§ Dataset records
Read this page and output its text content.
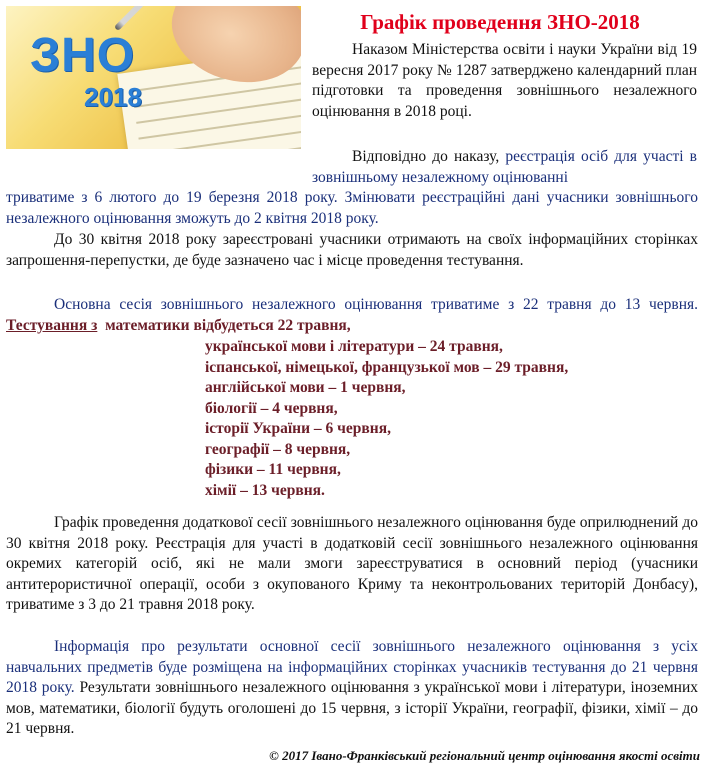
ЗНО
2018
Графік проведення ЗНО-2018

Наказом Міністерства освіти і науки України від 19 вересня 2017 року № 1287 затверджено календарний план підготовки та проведення зовнішнього незалежного оцінювання в 2018 році.

Відповідно до наказу, реєстрація осіб для участі в зовнішньому незалежному оцінюванні

триватиме з 6 лютого до 19 березня 2018 року. Змінювати реєстраційні дані учасники зовнішнього незалежного оцінювання зможуть до 2 квітня 2018 року.

До 30 квітня 2018 року зареєстровані учасники отримають на своїх інформаційних сторінках запрошення-перепустки, де буде зазначено час і місце проведення тестування.

Основна сесія зовнішнього незалежного оцінювання триватиме з 22 травня до 13 червня. Тестування з математики відбудеться 22 травня,

української мови і літератури – 24 травня,
іспанської, німецької, французької мов – 29 травня,
англійської мови – 1 червня,
біології – 4 червня,
історії України – 6 червня,
географії – 8 червня,
фізики – 11 червня,
хімії – 13 червня.

Графік проведення додаткової сесії зовнішнього незалежного оцінювання буде оприлюднений до 30 квітня 2018 року. Реєстрація для участі в додатковій сесії зовнішнього незалежного оцінювання окремих категорій осіб, які не мали змоги зареєструватися в основний період (учасники антитерористичної операції, особи з окупованого Криму та неконтрольованих територій Донбасу), триватиме з 3 до 21 травня 2018 року.

Інформація про результати основної сесії зовнішнього незалежного оцінювання з усіх навчальних предметів буде розміщена на інформаційних сторінках учасників тестування до 21 червня 2018 року. Результати зовнішнього незалежного оцінювання з української мови і літератури, іноземних мов, математики, біології будуть оголошені до 15 червня, з історії України, географії, фізики, хімії – до 21 червня.

© 2017 Івано-Франківський регіональний центр оцінювання якості освіти
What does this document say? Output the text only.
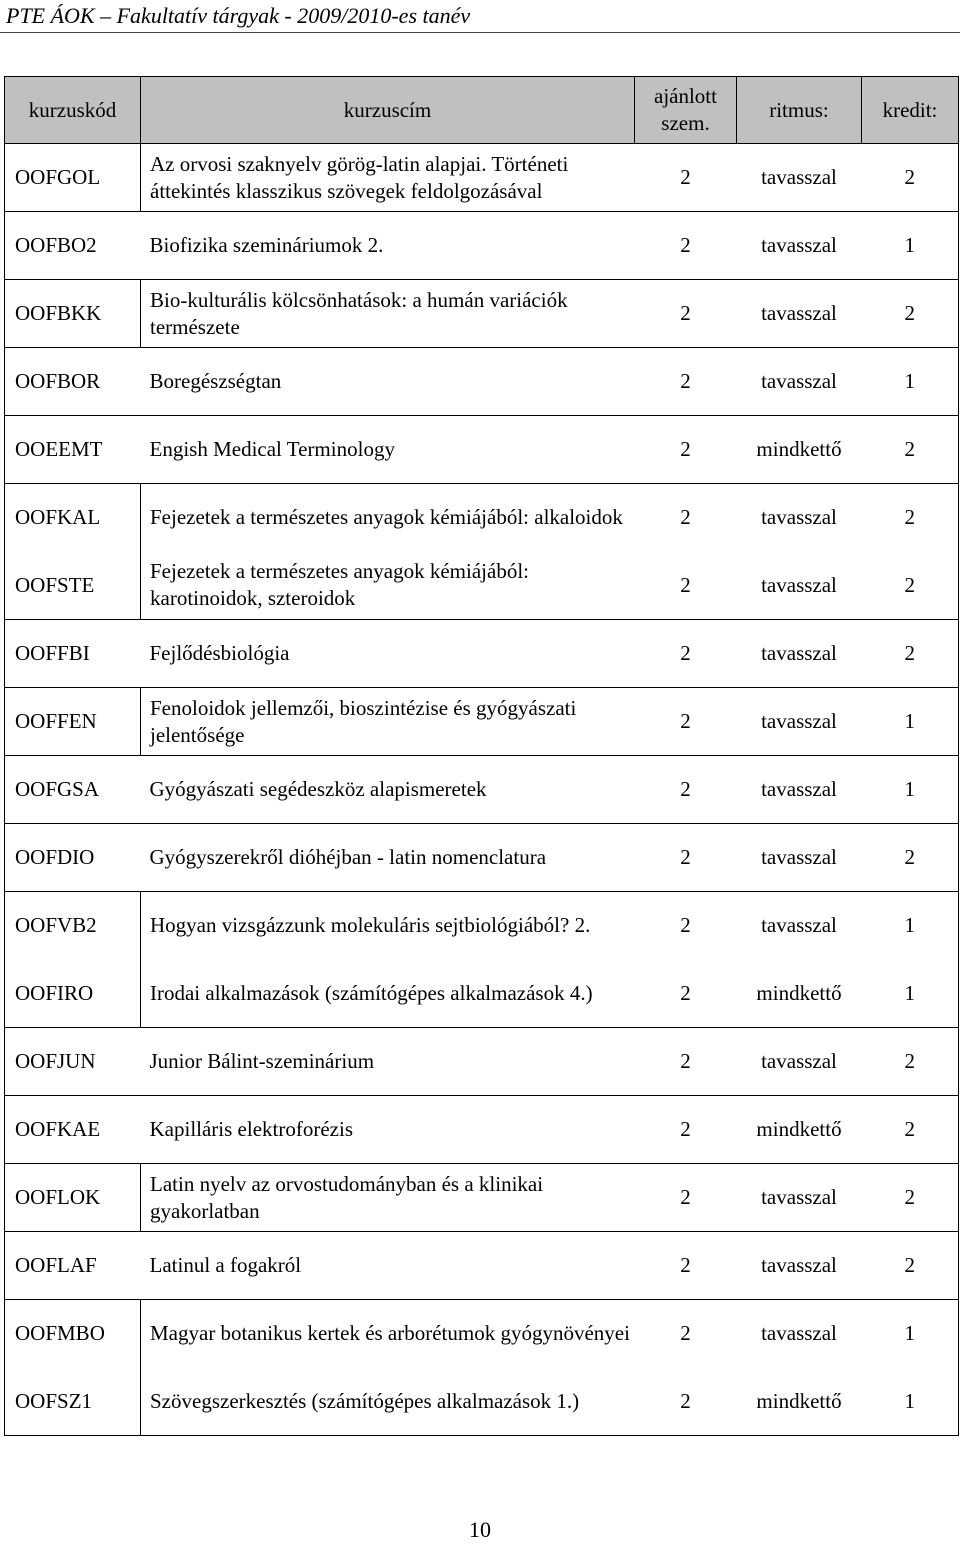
PTE ÁOK – Fakultatív tárgyak - 2009/2010-es tanév
kurzuskód	kurzuscím	ajánlott szem.	ritmus:	kredit:
OOFGOL	Az orvosi szaknyelv görög-latin alapjai. Történeti áttekintés klasszikus szövegek feldolgozásával	2	tavasszal	2
OOFBO2	Biofizika szemináriumok 2.	2	tavasszal	1
OOFBKK	Bio-kulturális kölcsönhatások: a humán variációk természete	2	tavasszal	2
OOFBOR	Boregészségtan	2	tavasszal	1
OOEEMT	Engish Medical Terminology	2	mindkettő	2
OOFKAL	Fejezetek a természetes anyagok kémiájából: alkaloidok	2	tavasszal	2
OOFSTE	Fejezetek a természetes anyagok kémiájából: karotinoidok, szteroidok	2	tavasszal	2
OOFFBI	Fejlődésbiológia	2	tavasszal	2
OOFFEN	Fenoloidok jellemzői, bioszintézise és gyógyászati jelentősége	2	tavasszal	1
OOFGSA	Gyógyászati segédeszköz alapismeretek	2	tavasszal	1
OOFDIO	Gyógyszerekről dióhéjban - latin nomenclatura	2	tavasszal	2
OOFVB2	Hogyan vizsgázzunk molekuláris sejtbiológiából? 2.	2	tavasszal	1
OOFIRO	Irodai alkalmazások (számítógépes alkalmazások 4.)	2	mindkettő	1
OOFJUN	Junior Bálint-szeminárium	2	tavasszal	2
OOFKAE	Kapilláris elektroforézis	2	mindkettő	2
OOFLOK	Latin nyelv az orvostudományban és a klinikai gyakorlatban	2	tavasszal	2
OOFLAF	Latinul a fogakról	2	tavasszal	2
OOFMBO	Magyar botanikus kertek és arborétumok gyógynövényei	2	tavasszal	1
OOFSZ1	Szövegszerkesztés (számítógépes alkalmazások 1.)	2	mindkettő	1
10
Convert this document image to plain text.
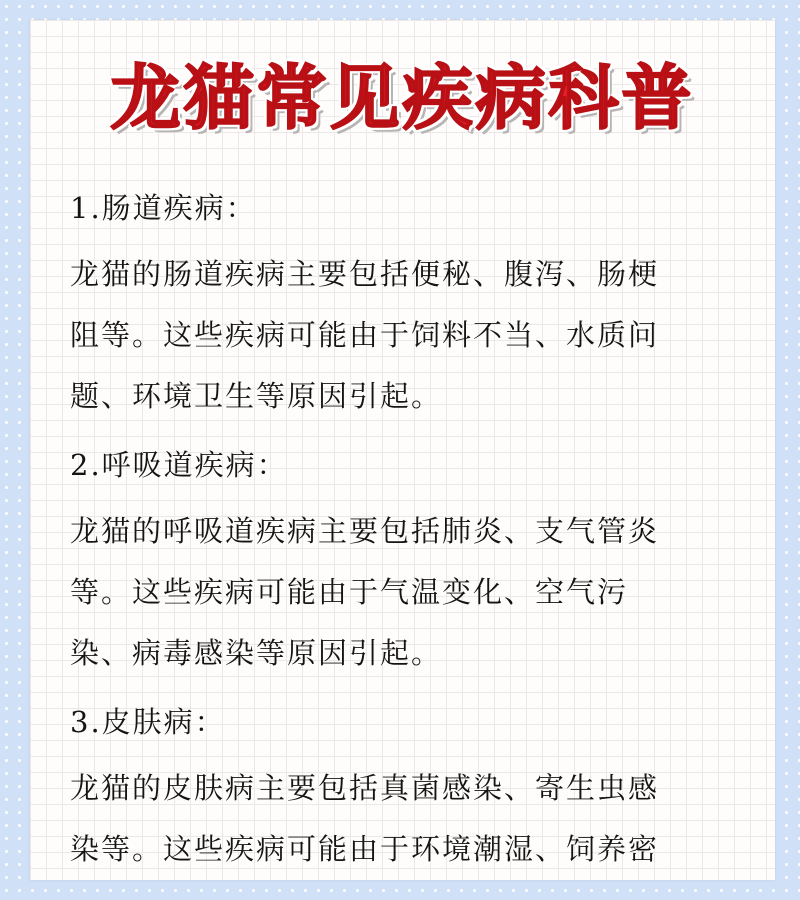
龙猫常见疾病科普
1.肠道疾病：

龙猫的肠道疾病主要包括便秘、腹泻、肠梗

阻等。这些疾病可能由于饲料不当、水质问

题、环境卫生等原因引起。

2.呼吸道疾病：

龙猫的呼吸道疾病主要包括肺炎、支气管炎

等。这些疾病可能由于气温变化、空气污

染、病毒感染等原因引起。

3.皮肤病：

龙猫的皮肤病主要包括真菌感染、寄生虫感

染等。这些疾病可能由于环境潮湿、饲养密
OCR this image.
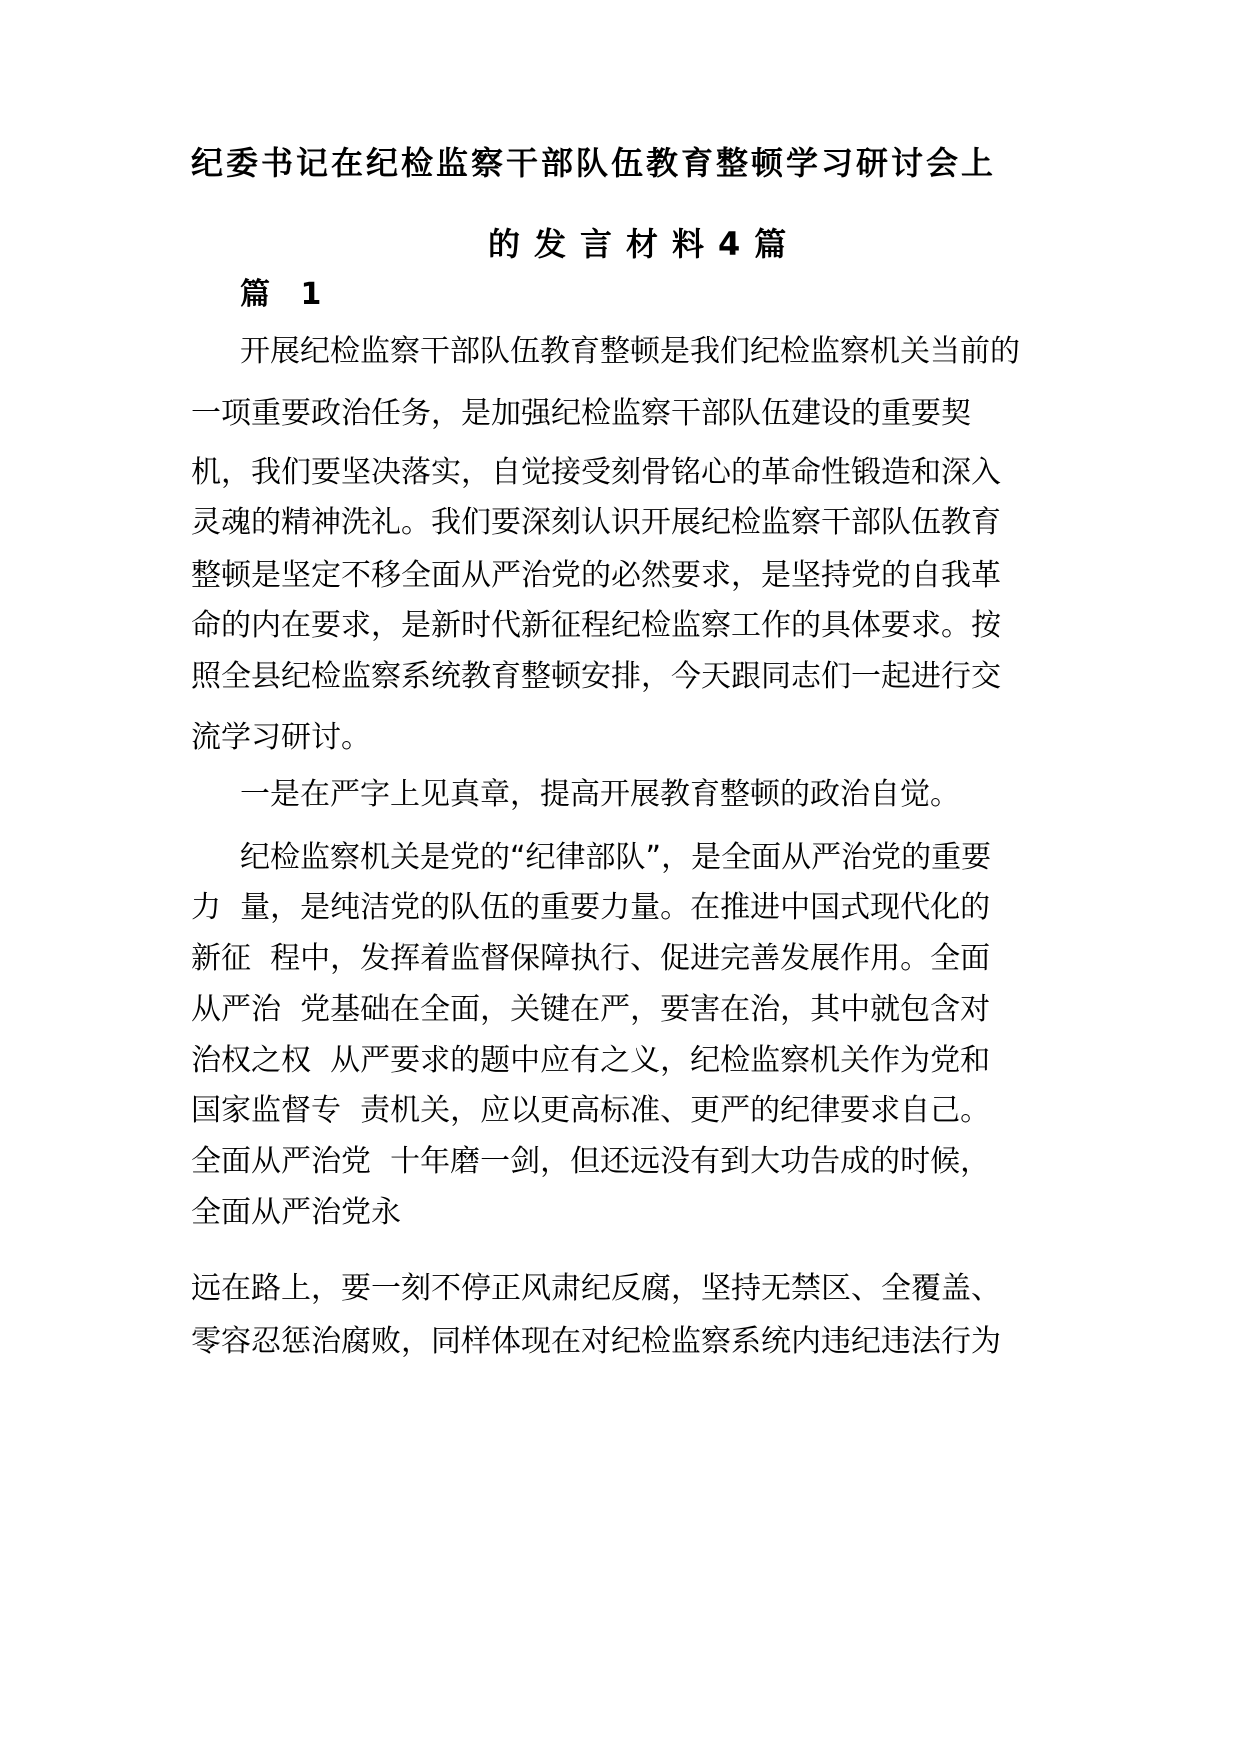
纪委书记在纪检监察干部队伍教育整顿学习研讨会上
的发言材料4篇
篇 1
开展纪检监察干部队伍教育整顿是我们纪检监察机关当前的
一项重要政治任务，是加强纪检监察干部队伍建设的重要契
机，我们要坚决落实，自觉接受刻骨铭心的革命性锻造和深入
灵魂的精神洗礼。我们要深刻认识开展纪检监察干部队伍教育
整顿是坚定不移全面从严治党的必然要求，是坚持党的自我革
命的内在要求，是新时代新征程纪检监察工作的具体要求。按
照全县纪检监察系统教育整顿安排，今天跟同志们一起进行交
流学习研讨。
一是在严字上见真章，提高开展教育整顿的政治自觉。
纪检监察机关是党的“纪律部队”，是全面从严治党的重要
力  量，是纯洁党的队伍的重要力量。在推进中国式现代化的
新征  程中，发挥着监督保障执行、促进完善发展作用。全面
从严治  党基础在全面，关键在严，要害在治，其中就包含对
治权之权  从严要求的题中应有之义，纪检监察机关作为党和
国家监督专  责机关，应以更高标准、更严的纪律要求自己。
全面从严治党  十年磨一剑，但还远没有到大功告成的时候，
全面从严治党永
远在路上，要一刻不停正风肃纪反腐，坚持无禁区、全覆盖、
零容忍惩治腐败，同样体现在对纪检监察系统内违纪违法行为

§ Directions
Reproduce the data verbatim. Do not carry any picture into the copy.

§ The answer
Read this page and output its text content.
ЗНО
2018
Графік проведення ЗНО-2018

Наказом Міністерства освіти і науки України від 19 вересня 2017 року № 1287 затверджено календарний план підготовки та проведення зовнішнього незалежного оцінювання в 2018 році.

Відповідно до наказу, реєстрація осіб для участі в зовнішньому незалежному оцінюванні

триватиме з 6 лютого до 19 березня 2018 року. Змінювати реєстраційні дані учасники зовнішнього незалежного оцінювання зможуть до 2 квітня 2018 року.

До 30 квітня 2018 року зареєстровані учасники отримають на своїх інформаційних сторінках запрошення-перепустки, де буде зазначено час і місце проведення тестування.

Основна сесія зовнішнього незалежного оцінювання триватиме з 22 травня до 13 червня. Тестування з математики відбудеться 22 травня,

української мови і літератури – 24 травня,
іспанської, німецької, французької мов – 29 травня,
англійської мови – 1 червня,
біології – 4 червня,
історії України – 6 червня,
географії – 8 червня,
фізики – 11 червня,
хімії – 13 червня.

Графік проведення додаткової сесії зовнішнього незалежного оцінювання буде оприлюднений до 30 квітня 2018 року. Реєстрація для участі в додатковій сесії зовнішнього незалежного оцінювання окремих категорій осіб, які не мали змоги зареєструватися в основний період (учасники антитерористичної операції, особи з окупованого Криму та неконтрольованих територій Донбасу), триватиме з 3 до 21 травня 2018 року.

Інформація про результати основної сесії зовнішнього незалежного оцінювання з усіх навчальних предметів буде розміщена на інформаційних сторінках учасників тестування до 21 червня 2018 року. Результати зовнішнього незалежного оцінювання з української мови і літератури, іноземних мов, математики, біології будуть оголошені до 15 червня, з історії України, географії, фізики, хімії – до 21 червня.

© 2017 Івано-Франківський регіональний центр оцінювання якості освіти
What does this document say? Output the text only.
PTE ÁOK – Fakultatív tárgyak - 2009/2010-es tanév
kurzuskód	kurzuscím	ajánlott szem.	ritmus:	kredit:
OOFGOL	Az orvosi szaknyelv görög-latin alapjai. Történeti áttekintés klasszikus szövegek feldolgozásával	2	tavasszal	2
OOFBO2	Biofizika szemináriumok 2.	2	tavasszal	1
OOFBKK	Bio-kulturális kölcsönhatások: a humán variációk természete	2	tavasszal	2
OOFBOR	Boregészségtan	2	tavasszal	1
OOEEMT	Engish Medical Terminology	2	mindkettő	2
OOFKAL	Fejezetek a természetes anyagok kémiájából: alkaloidok	2	tavasszal	2
OOFSTE	Fejezetek a természetes anyagok kémiájából: karotinoidok, szteroidok	2	tavasszal	2
OOFFBI	Fejlődésbiológia	2	tavasszal	2
OOFFEN	Fenoloidok jellemzői, bioszintézise és gyógyászati jelentősége	2	tavasszal	1
OOFGSA	Gyógyászati segédeszköz alapismeretek	2	tavasszal	1
OOFDIO	Gyógyszerekről dióhéjban - latin nomenclatura	2	tavasszal	2
OOFVB2	Hogyan vizsgázzunk molekuláris sejtbiológiából? 2.	2	tavasszal	1
OOFIRO	Irodai alkalmazások (számítógépes alkalmazások 4.)	2	mindkettő	1
OOFJUN	Junior Bálint-szeminárium	2	tavasszal	2
OOFKAE	Kapilláris elektroforézis	2	mindkettő	2
OOFLOK	Latin nyelv az orvostudományban és a klinikai gyakorlatban	2	tavasszal	2
OOFLAF	Latinul a fogakról	2	tavasszal	2
OOFMBO	Magyar botanikus kertek és arborétumok gyógynövényei	2	tavasszal	1
OOFSZ1	Szövegszerkesztés (számítógépes alkalmazások 1.)	2	mindkettő	1
10
Convert this document image to plain text.
龙猫常见疾病科普
1.肠道疾病：

龙猫的肠道疾病主要包括便秘、腹泻、肠梗

阻等。这些疾病可能由于饲料不当、水质问

题、环境卫生等原因引起。

2.呼吸道疾病：

龙猫的呼吸道疾病主要包括肺炎、支气管炎

等。这些疾病可能由于气温变化、空气污

染、病毒感染等原因引起。

3.皮肤病：

龙猫的皮肤病主要包括真菌感染、寄生虫感

染等。这些疾病可能由于环境潮湿、饲养密
OCR this image.
纪委书记在纪检监察干部队伍教育整顿学习研讨会上
的发言材料4篇
篇 1
开展纪检监察干部队伍教育整顿是我们纪检监察机关当前的
一项重要政治任务，是加强纪检监察干部队伍建设的重要契
机，我们要坚决落实，自觉接受刻骨铭心的革命性锻造和深入
灵魂的精神洗礼。我们要深刻认识开展纪检监察干部队伍教育
整顿是坚定不移全面从严治党的必然要求，是坚持党的自我革
命的内在要求，是新时代新征程纪检监察工作的具体要求。按
照全县纪检监察系统教育整顿安排，今天跟同志们一起进行交
流学习研讨。
一是在严字上见真章，提高开展教育整顿的政治自觉。
纪检监察机关是党的“纪律部队”，是全面从严治党的重要
力  量，是纯洁党的队伍的重要力量。在推进中国式现代化的
新征  程中，发挥着监督保障执行、促进完善发展作用。全面
从严治  党基础在全面，关键在严，要害在治，其中就包含对
治权之权  从严要求的题中应有之义，纪检监察机关作为党和
国家监督专  责机关，应以更高标准、更严的纪律要求自己。
全面从严治党  十年磨一剑，但还远没有到大功告成的时候，
全面从严治党永
远在路上，要一刻不停正风肃纪反腐，坚持无禁区、全覆盖、
零容忍惩治腐败，同样体现在对纪检监察系统内违纪违法行为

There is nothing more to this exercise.